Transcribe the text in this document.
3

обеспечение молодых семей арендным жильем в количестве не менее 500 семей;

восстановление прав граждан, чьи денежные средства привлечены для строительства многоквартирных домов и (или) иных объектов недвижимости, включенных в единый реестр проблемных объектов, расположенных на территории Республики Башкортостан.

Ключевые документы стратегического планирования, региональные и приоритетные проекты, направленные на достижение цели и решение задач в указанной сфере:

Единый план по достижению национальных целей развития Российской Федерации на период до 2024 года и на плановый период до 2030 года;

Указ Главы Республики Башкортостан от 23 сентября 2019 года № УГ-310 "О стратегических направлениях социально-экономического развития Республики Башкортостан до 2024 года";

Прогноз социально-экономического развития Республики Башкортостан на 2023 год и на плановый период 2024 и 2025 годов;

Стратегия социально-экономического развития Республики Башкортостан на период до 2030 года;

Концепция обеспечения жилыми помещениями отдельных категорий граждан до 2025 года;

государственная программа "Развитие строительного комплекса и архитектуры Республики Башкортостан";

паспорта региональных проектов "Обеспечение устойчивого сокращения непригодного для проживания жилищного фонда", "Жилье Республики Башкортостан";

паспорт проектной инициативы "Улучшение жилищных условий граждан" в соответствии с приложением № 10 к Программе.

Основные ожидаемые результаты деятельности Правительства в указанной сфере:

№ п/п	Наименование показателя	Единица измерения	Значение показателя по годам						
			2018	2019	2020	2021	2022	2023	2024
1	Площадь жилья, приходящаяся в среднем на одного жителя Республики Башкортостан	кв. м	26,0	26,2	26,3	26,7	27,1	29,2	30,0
------------------------------------
_INSTRUCTIONS FOR THE TASK:_ Return each line of the data that contains the string "социально".

_TASK RESPONSE:_
Указ Главы Республики Башкортостан от 23 сентября 2019 года № УГ-310 "О стратегических направлениях социально-экономического развития Республики Башкортостан до 2024 года";
Прогноз социально-экономического развития Республики Башкортостан на 2023 год и на плановый период 2024 и 2025 годов;
Стратегия социально-экономического развития Республики Башкортостан на период до 2030 года;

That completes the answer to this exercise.